[WHAT THE TASK REQUIRES] Could you write out the listing again, switching every "clipboard-icon" to "copy-icon" and leaving everything else unchanged?

[RECORDS SHOWN]
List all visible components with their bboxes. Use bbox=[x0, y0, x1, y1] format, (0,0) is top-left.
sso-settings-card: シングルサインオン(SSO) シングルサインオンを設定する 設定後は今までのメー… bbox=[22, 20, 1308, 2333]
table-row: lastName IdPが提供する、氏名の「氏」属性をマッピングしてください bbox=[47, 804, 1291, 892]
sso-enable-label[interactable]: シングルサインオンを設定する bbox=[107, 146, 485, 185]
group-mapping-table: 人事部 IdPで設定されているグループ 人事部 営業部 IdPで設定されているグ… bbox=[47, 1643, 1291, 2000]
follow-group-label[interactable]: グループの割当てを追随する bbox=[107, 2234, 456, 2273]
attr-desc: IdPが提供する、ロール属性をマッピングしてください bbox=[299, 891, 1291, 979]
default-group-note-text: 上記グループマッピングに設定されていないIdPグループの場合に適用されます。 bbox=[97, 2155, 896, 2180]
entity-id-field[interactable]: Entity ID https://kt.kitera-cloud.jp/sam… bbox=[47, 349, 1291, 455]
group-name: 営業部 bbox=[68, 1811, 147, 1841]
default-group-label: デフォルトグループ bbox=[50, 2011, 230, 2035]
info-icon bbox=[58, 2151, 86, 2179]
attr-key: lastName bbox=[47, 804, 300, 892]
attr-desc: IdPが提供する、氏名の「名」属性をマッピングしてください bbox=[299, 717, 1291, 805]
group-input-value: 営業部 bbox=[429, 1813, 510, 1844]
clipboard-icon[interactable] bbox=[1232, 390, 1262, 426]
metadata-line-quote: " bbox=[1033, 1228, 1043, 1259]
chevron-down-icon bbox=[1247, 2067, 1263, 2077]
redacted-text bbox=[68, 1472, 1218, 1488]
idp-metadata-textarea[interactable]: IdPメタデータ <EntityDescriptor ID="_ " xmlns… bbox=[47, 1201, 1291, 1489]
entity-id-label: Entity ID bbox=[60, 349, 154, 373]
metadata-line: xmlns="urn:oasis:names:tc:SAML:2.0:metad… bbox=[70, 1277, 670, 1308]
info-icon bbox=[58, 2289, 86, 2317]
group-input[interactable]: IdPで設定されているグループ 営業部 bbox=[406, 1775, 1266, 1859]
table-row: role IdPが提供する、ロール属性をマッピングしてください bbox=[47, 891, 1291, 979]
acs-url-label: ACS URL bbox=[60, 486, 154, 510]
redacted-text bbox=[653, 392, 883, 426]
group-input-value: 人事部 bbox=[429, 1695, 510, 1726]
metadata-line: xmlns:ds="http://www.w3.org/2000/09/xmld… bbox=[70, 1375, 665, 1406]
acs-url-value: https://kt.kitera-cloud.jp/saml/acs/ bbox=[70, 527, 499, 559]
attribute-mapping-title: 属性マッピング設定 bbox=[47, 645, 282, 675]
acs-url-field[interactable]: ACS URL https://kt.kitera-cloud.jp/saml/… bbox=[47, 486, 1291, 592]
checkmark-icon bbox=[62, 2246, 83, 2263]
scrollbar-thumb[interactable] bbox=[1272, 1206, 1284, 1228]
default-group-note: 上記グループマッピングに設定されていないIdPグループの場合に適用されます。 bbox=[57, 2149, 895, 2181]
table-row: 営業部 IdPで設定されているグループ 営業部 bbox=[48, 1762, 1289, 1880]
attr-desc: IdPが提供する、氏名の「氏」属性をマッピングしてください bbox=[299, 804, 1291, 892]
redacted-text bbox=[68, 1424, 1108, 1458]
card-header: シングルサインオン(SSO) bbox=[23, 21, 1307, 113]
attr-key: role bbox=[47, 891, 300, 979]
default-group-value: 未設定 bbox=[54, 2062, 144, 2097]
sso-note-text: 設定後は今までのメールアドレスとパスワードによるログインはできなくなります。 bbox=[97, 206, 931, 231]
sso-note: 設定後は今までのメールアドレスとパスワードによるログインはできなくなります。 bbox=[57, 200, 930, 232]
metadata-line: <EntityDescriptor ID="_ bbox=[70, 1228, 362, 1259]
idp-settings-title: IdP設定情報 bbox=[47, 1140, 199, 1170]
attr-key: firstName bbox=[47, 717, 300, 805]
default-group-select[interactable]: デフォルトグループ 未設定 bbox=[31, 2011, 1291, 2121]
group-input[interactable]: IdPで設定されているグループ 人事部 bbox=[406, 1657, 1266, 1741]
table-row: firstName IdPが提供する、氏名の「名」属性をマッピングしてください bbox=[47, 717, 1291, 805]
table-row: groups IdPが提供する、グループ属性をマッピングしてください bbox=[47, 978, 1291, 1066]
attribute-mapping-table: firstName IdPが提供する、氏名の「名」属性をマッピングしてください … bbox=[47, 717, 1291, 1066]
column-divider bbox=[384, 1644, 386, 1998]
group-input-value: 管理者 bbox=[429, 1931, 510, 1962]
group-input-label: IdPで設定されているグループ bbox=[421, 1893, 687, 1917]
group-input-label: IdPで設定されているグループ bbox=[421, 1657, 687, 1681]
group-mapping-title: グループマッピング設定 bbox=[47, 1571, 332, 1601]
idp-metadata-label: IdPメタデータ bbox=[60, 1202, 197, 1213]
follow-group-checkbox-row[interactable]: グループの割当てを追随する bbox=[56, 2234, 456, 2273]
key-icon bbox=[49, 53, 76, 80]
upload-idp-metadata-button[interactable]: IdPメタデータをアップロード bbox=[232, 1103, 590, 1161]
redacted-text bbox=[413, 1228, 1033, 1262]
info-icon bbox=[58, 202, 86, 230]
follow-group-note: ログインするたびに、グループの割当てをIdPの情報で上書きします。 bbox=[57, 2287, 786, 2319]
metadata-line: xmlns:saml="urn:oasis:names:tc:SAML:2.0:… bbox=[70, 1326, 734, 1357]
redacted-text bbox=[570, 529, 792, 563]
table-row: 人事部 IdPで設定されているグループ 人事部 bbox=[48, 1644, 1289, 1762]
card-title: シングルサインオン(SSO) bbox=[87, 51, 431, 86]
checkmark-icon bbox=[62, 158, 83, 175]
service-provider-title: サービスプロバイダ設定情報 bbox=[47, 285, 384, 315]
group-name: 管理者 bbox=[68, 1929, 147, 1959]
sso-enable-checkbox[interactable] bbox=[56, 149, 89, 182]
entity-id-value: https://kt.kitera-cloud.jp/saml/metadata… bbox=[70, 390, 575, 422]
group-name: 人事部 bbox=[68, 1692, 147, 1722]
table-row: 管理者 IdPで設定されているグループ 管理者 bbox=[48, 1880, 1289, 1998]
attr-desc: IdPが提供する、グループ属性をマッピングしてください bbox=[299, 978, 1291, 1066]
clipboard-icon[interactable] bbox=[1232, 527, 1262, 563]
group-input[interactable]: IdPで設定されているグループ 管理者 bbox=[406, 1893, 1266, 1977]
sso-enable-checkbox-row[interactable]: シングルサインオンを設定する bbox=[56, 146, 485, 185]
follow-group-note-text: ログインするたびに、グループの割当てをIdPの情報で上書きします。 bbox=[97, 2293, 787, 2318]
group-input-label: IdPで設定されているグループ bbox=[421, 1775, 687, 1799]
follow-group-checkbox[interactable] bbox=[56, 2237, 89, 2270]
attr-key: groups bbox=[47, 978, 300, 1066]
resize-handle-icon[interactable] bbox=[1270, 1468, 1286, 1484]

[THE SOLUTION]
List all visible components with their bboxes. Use bbox=[x0, y0, x1, y1] format, (0,0) is top-left.
sso-settings-card: シングルサインオン(SSO) シングルサインオンを設定する 設定後は今までのメー… bbox=[22, 20, 1308, 2333]
table-row: lastName IdPが提供する、氏名の「氏」属性をマッピングしてください bbox=[47, 804, 1291, 892]
sso-enable-label[interactable]: シングルサインオンを設定する bbox=[107, 146, 485, 185]
group-mapping-table: 人事部 IdPで設定されているグループ 人事部 営業部 IdPで設定されているグ… bbox=[47, 1643, 1291, 2000]
follow-group-label[interactable]: グループの割当てを追随する bbox=[107, 2234, 456, 2273]
attr-desc: IdPが提供する、ロール属性をマッピングしてください bbox=[299, 891, 1291, 979]
default-group-note-text: 上記グループマッピングに設定されていないIdPグループの場合に適用されます。 bbox=[97, 2155, 896, 2180]
entity-id-field[interactable]: Entity ID https://kt.kitera-cloud.jp/sam… bbox=[47, 349, 1291, 455]
group-name: 営業部 bbox=[68, 1811, 147, 1841]
default-group-label: デフォルトグループ bbox=[50, 2011, 230, 2035]
info-icon bbox=[58, 2151, 86, 2179]
attr-key: lastName bbox=[47, 804, 300, 892]
attr-desc: IdPが提供する、氏名の「名」属性をマッピングしてください bbox=[299, 717, 1291, 805]
group-input-value: 営業部 bbox=[429, 1813, 510, 1844]
copy-icon[interactable] bbox=[1232, 390, 1262, 426]
metadata-line-quote: " bbox=[1033, 1228, 1043, 1259]
chevron-down-icon bbox=[1247, 2067, 1263, 2077]
redacted-text bbox=[68, 1472, 1218, 1488]
idp-metadata-textarea[interactable]: IdPメタデータ <EntityDescriptor ID="_ " xmlns… bbox=[47, 1201, 1291, 1489]
entity-id-label: Entity ID bbox=[60, 349, 154, 373]
metadata-line: xmlns="urn:oasis:names:tc:SAML:2.0:metad… bbox=[70, 1277, 670, 1308]
info-icon bbox=[58, 2289, 86, 2317]
group-input[interactable]: IdPで設定されているグループ 営業部 bbox=[406, 1775, 1266, 1859]
table-row: role IdPが提供する、ロール属性をマッピングしてください bbox=[47, 891, 1291, 979]
acs-url-label: ACS URL bbox=[60, 486, 154, 510]
redacted-text bbox=[653, 392, 883, 426]
group-input-value: 人事部 bbox=[429, 1695, 510, 1726]
metadata-line: xmlns:ds="http://www.w3.org/2000/09/xmld… bbox=[70, 1375, 665, 1406]
acs-url-value: https://kt.kitera-cloud.jp/saml/acs/ bbox=[70, 527, 499, 559]
attribute-mapping-title: 属性マッピング設定 bbox=[47, 645, 282, 675]
acs-url-field[interactable]: ACS URL https://kt.kitera-cloud.jp/saml/… bbox=[47, 486, 1291, 592]
checkmark-icon bbox=[62, 2246, 83, 2263]
scrollbar-thumb[interactable] bbox=[1272, 1206, 1284, 1228]
default-group-note: 上記グループマッピングに設定されていないIdPグループの場合に適用されます。 bbox=[57, 2149, 895, 2181]
table-row: 営業部 IdPで設定されているグループ 営業部 bbox=[48, 1762, 1289, 1880]
attr-desc: IdPが提供する、氏名の「氏」属性をマッピングしてください bbox=[299, 804, 1291, 892]
redacted-text bbox=[68, 1424, 1108, 1458]
card-header: シングルサインオン(SSO) bbox=[23, 21, 1307, 113]
attr-key: role bbox=[47, 891, 300, 979]
default-group-value: 未設定 bbox=[54, 2062, 144, 2097]
sso-note-text: 設定後は今までのメールアドレスとパスワードによるログインはできなくなります。 bbox=[97, 206, 931, 231]
sso-note: 設定後は今までのメールアドレスとパスワードによるログインはできなくなります。 bbox=[57, 200, 930, 232]
metadata-line: <EntityDescriptor ID="_ bbox=[70, 1228, 362, 1259]
idp-settings-title: IdP設定情報 bbox=[47, 1140, 199, 1170]
attr-key: firstName bbox=[47, 717, 300, 805]
default-group-select[interactable]: デフォルトグループ 未設定 bbox=[31, 2011, 1291, 2121]
group-input[interactable]: IdPで設定されているグループ 人事部 bbox=[406, 1657, 1266, 1741]
table-row: firstName IdPが提供する、氏名の「名」属性をマッピングしてください bbox=[47, 717, 1291, 805]
table-row: groups IdPが提供する、グループ属性をマッピングしてください bbox=[47, 978, 1291, 1066]
attribute-mapping-table: firstName IdPが提供する、氏名の「名」属性をマッピングしてください … bbox=[47, 717, 1291, 1066]
column-divider bbox=[384, 1644, 386, 1998]
group-input-value: 管理者 bbox=[429, 1931, 510, 1962]
group-input-label: IdPで設定されているグループ bbox=[421, 1893, 687, 1917]
group-input-label: IdPで設定されているグループ bbox=[421, 1657, 687, 1681]
group-mapping-title: グループマッピング設定 bbox=[47, 1571, 332, 1601]
idp-metadata-label: IdPメタデータ bbox=[60, 1202, 197, 1213]
follow-group-checkbox-row[interactable]: グループの割当てを追随する bbox=[56, 2234, 456, 2273]
key-icon bbox=[49, 53, 76, 80]
upload-idp-metadata-button[interactable]: IdPメタデータをアップロード bbox=[232, 1103, 590, 1161]
redacted-text bbox=[413, 1228, 1033, 1262]
info-icon bbox=[58, 202, 86, 230]
follow-group-note: ログインするたびに、グループの割当てをIdPの情報で上書きします。 bbox=[57, 2287, 786, 2319]
metadata-line: xmlns:saml="urn:oasis:names:tc:SAML:2.0:… bbox=[70, 1326, 734, 1357]
redacted-text bbox=[570, 529, 792, 563]
table-row: 人事部 IdPで設定されているグループ 人事部 bbox=[48, 1644, 1289, 1762]
card-title: シングルサインオン(SSO) bbox=[87, 51, 431, 86]
checkmark-icon bbox=[62, 158, 83, 175]
service-provider-title: サービスプロバイダ設定情報 bbox=[47, 285, 384, 315]
group-name: 管理者 bbox=[68, 1929, 147, 1959]
sso-enable-checkbox[interactable] bbox=[56, 149, 89, 182]
entity-id-value: https://kt.kitera-cloud.jp/saml/metadata… bbox=[70, 390, 575, 422]
group-name: 人事部 bbox=[68, 1692, 147, 1722]
table-row: 管理者 IdPで設定されているグループ 管理者 bbox=[48, 1880, 1289, 1998]
attr-desc: IdPが提供する、グループ属性をマッピングしてください bbox=[299, 978, 1291, 1066]
copy-icon[interactable] bbox=[1232, 527, 1262, 563]
group-input[interactable]: IdPで設定されているグループ 管理者 bbox=[406, 1893, 1266, 1977]
sso-enable-checkbox-row[interactable]: シングルサインオンを設定する bbox=[56, 146, 485, 185]
follow-group-note-text: ログインするたびに、グループの割当てをIdPの情報で上書きします。 bbox=[97, 2293, 787, 2318]
group-input-label: IdPで設定されているグループ bbox=[421, 1775, 687, 1799]
follow-group-checkbox[interactable] bbox=[56, 2237, 89, 2270]
attr-key: groups bbox=[47, 978, 300, 1066]
resize-handle-icon[interactable] bbox=[1270, 1468, 1286, 1484]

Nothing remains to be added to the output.